**WHAT YOU SHOULD DO:** Among the lines of this listing, determine how many contain the string "Supply". Answer with the number only.

**DATA ENTRIES:**
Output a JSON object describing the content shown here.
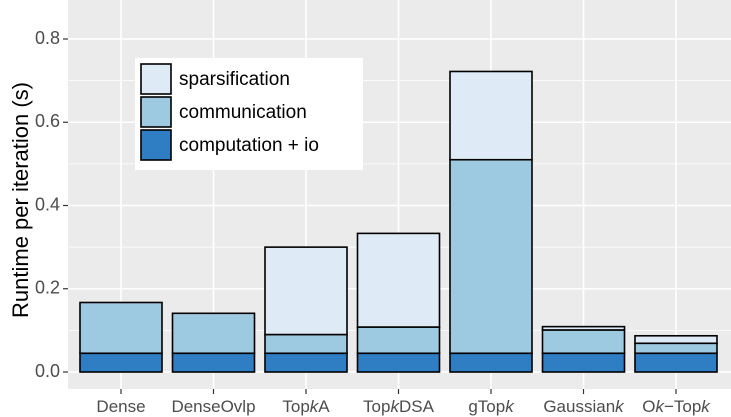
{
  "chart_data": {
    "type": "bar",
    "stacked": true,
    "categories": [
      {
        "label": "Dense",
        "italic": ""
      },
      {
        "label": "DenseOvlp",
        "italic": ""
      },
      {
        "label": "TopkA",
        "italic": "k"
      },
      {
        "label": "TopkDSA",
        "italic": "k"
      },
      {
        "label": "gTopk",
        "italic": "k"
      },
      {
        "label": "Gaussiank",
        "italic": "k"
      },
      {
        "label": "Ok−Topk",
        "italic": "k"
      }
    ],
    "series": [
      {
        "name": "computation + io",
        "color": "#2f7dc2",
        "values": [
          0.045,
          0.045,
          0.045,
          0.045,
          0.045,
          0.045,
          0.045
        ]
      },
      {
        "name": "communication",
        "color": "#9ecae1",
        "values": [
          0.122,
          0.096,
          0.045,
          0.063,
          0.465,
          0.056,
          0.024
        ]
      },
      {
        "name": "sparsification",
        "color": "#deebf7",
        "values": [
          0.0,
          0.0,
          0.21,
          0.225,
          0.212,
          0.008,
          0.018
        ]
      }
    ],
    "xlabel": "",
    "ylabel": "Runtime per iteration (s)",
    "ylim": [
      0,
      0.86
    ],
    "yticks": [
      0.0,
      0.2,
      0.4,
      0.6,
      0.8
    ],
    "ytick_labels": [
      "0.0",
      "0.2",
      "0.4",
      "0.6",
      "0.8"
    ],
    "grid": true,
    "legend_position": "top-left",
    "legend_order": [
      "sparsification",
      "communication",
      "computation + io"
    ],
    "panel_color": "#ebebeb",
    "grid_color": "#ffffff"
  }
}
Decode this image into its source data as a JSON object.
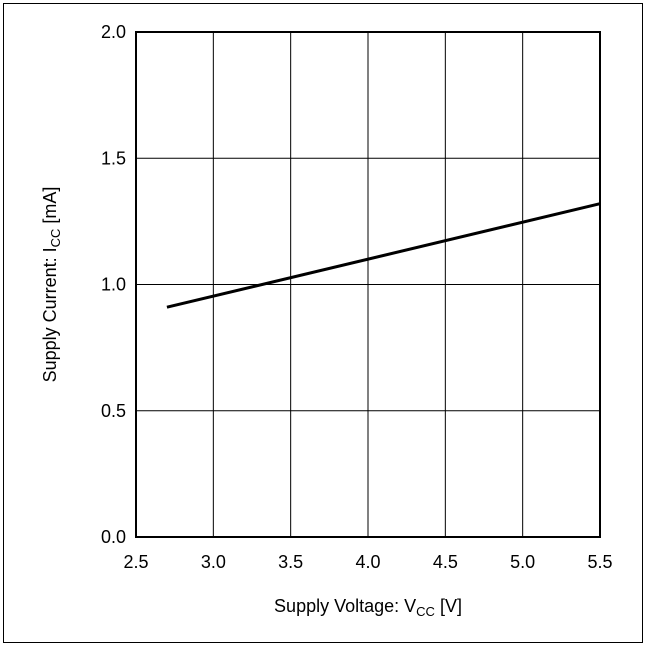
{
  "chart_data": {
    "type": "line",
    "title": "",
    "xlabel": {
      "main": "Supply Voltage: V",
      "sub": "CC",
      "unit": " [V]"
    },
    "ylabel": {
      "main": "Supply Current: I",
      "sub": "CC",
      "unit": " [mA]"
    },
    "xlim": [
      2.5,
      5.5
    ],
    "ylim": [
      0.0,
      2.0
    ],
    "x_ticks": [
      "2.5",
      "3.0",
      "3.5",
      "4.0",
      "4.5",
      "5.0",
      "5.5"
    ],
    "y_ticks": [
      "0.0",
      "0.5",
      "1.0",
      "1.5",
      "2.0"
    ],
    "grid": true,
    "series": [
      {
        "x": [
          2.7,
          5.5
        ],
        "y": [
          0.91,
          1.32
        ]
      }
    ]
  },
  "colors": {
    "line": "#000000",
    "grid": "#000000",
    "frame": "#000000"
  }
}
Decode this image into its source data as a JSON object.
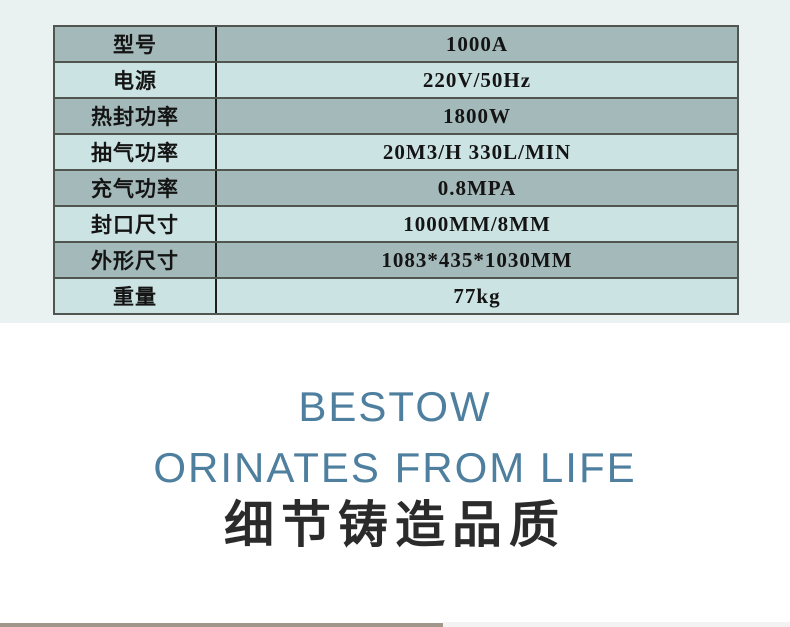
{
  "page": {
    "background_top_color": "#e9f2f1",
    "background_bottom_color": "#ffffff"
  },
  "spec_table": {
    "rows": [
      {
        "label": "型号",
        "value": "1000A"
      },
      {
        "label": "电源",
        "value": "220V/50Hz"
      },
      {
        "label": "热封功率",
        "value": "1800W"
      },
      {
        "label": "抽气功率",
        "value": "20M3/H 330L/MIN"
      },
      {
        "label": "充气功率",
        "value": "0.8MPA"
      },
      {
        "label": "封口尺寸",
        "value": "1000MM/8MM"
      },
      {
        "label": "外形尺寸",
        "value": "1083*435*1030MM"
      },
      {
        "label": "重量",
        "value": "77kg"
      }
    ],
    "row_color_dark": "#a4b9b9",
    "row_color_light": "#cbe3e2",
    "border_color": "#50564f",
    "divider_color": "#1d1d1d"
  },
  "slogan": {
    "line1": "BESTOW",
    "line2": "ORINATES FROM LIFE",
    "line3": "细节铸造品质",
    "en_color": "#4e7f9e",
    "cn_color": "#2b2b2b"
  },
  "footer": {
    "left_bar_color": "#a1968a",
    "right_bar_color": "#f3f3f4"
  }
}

**FINISHED TASK:** 2